## WRITTEN TASK
Show, in full, each line of the data that contains "pulse".

## LISTED ENTRIES
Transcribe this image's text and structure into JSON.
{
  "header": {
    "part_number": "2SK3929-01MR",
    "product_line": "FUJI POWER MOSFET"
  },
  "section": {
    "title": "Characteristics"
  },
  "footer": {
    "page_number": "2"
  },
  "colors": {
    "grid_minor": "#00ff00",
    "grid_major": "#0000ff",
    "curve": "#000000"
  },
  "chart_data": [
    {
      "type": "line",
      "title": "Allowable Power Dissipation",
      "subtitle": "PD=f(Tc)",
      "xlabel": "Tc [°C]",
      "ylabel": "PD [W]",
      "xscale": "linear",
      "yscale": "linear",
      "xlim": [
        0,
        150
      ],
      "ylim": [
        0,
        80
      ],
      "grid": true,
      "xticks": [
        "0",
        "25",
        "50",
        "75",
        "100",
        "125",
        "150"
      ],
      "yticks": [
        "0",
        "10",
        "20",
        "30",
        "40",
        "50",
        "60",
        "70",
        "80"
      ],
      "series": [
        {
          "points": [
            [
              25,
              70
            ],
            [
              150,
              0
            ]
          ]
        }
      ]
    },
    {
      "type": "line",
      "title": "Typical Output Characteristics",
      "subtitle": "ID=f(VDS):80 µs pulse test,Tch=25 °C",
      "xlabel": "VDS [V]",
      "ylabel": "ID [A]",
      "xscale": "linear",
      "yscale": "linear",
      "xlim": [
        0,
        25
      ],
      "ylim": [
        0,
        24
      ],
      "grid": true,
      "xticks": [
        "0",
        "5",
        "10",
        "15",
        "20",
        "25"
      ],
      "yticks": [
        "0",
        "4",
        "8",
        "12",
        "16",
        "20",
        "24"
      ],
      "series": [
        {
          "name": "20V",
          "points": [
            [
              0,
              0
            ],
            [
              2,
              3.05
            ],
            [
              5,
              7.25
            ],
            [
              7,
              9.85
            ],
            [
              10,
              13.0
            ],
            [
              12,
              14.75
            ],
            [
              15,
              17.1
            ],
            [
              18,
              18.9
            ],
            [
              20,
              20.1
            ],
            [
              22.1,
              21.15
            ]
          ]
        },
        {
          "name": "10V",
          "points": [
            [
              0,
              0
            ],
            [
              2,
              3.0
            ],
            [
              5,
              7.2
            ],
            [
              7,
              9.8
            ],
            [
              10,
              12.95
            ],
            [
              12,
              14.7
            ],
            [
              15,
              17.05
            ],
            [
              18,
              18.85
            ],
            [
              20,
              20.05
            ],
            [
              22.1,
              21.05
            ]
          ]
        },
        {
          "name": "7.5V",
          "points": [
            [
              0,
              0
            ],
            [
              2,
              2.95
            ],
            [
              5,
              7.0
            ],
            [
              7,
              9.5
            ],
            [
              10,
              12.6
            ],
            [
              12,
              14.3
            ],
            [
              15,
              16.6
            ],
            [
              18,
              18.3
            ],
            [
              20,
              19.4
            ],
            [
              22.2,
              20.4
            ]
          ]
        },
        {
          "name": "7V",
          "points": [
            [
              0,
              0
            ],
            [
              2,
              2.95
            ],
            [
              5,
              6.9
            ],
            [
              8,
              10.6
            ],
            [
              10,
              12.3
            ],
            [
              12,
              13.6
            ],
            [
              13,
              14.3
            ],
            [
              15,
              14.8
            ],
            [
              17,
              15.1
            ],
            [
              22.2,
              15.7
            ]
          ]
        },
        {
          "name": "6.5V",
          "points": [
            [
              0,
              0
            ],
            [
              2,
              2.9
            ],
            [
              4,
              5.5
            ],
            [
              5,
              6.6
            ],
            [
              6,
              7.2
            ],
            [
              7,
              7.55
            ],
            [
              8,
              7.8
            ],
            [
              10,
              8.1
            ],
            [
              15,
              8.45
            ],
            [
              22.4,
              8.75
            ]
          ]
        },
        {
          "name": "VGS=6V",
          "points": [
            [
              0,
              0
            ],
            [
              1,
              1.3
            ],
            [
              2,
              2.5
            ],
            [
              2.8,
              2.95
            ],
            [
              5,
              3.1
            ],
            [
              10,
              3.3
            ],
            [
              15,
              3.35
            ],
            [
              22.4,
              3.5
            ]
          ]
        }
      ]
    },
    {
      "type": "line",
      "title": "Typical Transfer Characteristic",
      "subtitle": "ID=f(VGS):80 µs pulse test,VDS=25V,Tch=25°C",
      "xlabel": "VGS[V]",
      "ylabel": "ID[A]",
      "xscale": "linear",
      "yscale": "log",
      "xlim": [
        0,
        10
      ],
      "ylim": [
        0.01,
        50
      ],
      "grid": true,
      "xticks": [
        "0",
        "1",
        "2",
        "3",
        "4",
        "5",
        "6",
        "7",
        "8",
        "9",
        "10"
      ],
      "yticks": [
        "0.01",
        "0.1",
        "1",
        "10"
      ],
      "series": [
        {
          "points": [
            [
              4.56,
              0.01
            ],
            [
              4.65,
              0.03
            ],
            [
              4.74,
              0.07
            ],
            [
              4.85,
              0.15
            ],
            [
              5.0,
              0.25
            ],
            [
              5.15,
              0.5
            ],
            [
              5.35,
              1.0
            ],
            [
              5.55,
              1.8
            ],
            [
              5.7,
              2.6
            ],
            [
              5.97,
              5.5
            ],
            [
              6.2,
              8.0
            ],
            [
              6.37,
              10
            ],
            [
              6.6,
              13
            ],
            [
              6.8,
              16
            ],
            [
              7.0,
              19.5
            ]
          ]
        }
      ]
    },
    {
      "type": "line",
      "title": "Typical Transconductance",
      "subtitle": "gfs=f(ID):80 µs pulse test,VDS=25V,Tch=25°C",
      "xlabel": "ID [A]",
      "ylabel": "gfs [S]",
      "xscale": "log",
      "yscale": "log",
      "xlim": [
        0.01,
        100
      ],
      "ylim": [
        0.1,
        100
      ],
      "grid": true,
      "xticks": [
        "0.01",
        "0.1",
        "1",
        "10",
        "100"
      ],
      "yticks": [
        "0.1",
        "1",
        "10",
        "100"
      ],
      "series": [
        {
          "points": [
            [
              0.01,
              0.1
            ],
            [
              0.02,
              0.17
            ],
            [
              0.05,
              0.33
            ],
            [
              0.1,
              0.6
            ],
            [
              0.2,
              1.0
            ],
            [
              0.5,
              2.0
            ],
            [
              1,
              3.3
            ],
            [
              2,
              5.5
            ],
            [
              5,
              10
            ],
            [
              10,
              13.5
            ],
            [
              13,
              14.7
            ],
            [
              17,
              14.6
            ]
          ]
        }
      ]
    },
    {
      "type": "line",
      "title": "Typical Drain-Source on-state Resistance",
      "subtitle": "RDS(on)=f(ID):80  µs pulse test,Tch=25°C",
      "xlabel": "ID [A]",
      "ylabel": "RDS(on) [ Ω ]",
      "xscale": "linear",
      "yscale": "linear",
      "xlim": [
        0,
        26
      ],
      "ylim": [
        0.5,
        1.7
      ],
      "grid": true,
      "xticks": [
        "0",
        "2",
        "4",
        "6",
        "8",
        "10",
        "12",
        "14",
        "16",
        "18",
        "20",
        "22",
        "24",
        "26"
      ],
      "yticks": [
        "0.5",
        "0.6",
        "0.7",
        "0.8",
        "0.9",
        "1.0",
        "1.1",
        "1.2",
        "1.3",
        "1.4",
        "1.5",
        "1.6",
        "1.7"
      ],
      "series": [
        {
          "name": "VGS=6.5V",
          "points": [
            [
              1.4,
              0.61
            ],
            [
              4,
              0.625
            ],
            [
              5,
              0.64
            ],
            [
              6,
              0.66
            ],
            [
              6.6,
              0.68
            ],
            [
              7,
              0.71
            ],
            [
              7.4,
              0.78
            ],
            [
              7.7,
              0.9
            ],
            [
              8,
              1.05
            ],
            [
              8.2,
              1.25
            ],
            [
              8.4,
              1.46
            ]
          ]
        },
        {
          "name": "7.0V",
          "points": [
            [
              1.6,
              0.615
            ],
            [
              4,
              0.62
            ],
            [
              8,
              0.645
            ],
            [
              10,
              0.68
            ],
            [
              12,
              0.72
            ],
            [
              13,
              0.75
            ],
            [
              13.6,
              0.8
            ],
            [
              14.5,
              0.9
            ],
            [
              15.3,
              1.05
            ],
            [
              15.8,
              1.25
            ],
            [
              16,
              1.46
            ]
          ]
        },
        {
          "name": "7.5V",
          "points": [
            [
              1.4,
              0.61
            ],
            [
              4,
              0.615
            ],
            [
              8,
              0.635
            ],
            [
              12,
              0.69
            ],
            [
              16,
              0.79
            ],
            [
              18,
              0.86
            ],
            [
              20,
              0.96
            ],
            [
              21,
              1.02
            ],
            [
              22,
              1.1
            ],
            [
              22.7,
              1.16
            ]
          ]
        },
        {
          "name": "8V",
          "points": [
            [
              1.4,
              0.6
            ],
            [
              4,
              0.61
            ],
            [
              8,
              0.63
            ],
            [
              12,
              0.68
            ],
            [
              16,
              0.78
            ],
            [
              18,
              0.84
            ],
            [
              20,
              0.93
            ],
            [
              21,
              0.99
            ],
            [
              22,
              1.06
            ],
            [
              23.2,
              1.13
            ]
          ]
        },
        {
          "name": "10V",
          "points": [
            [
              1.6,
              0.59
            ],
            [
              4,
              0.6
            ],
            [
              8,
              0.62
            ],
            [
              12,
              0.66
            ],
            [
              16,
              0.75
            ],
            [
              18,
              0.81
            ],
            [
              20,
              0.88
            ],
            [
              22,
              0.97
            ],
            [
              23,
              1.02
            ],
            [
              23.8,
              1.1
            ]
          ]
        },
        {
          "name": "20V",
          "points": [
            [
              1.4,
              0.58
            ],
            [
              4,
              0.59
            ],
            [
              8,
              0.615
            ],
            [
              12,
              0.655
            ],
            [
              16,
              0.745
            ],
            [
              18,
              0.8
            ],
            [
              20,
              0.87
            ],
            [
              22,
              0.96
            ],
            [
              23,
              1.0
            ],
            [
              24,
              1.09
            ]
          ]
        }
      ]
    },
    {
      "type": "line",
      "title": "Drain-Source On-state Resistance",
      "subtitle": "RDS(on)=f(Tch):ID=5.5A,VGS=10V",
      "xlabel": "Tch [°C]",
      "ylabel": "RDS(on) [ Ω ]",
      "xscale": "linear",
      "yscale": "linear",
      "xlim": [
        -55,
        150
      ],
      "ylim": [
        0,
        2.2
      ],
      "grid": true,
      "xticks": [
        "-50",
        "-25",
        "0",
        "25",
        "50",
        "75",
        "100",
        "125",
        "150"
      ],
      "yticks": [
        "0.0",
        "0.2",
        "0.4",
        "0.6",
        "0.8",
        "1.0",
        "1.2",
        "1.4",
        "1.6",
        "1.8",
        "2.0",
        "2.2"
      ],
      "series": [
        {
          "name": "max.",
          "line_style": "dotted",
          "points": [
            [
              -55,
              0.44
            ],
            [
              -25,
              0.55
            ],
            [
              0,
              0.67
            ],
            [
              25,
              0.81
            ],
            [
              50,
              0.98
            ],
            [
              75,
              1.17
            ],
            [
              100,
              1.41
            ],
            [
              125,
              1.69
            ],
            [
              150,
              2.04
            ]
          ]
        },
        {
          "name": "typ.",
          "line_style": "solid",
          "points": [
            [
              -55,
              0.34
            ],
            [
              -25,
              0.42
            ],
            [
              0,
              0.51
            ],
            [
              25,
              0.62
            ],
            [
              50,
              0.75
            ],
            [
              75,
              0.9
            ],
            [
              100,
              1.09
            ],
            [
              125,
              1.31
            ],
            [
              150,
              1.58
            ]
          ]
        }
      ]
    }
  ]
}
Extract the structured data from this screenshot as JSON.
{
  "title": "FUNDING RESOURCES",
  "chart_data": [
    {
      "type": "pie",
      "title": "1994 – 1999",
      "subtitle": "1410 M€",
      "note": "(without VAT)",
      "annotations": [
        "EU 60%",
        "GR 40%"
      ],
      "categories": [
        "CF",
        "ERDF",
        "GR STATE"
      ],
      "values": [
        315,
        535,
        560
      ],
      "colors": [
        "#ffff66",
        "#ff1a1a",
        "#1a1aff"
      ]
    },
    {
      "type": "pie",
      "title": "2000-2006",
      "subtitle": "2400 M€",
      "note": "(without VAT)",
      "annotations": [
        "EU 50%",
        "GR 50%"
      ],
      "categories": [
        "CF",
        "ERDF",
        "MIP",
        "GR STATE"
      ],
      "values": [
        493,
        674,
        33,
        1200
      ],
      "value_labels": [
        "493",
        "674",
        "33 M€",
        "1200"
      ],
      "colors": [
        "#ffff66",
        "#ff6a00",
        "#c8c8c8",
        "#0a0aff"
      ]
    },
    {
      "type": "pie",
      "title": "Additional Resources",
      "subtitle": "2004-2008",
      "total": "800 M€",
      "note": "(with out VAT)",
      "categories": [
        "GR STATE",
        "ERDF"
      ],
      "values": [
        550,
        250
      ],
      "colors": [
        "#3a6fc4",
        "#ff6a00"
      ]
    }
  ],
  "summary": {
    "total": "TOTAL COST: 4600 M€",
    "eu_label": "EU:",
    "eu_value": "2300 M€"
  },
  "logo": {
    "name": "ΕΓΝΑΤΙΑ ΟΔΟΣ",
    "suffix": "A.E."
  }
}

## TASK RESULT
      "subtitle": "ID=f(VDS):80 µs pulse test,Tch=25 °C",
      "subtitle": "ID=f(VGS):80 µs pulse test,VDS=25V,Tch=25°C",
      "subtitle": "gfs=f(ID):80 µs pulse test,VDS=25V,Tch=25°C",
      "subtitle": "RDS(on)=f(ID):80  µs pulse test,Tch=25°C",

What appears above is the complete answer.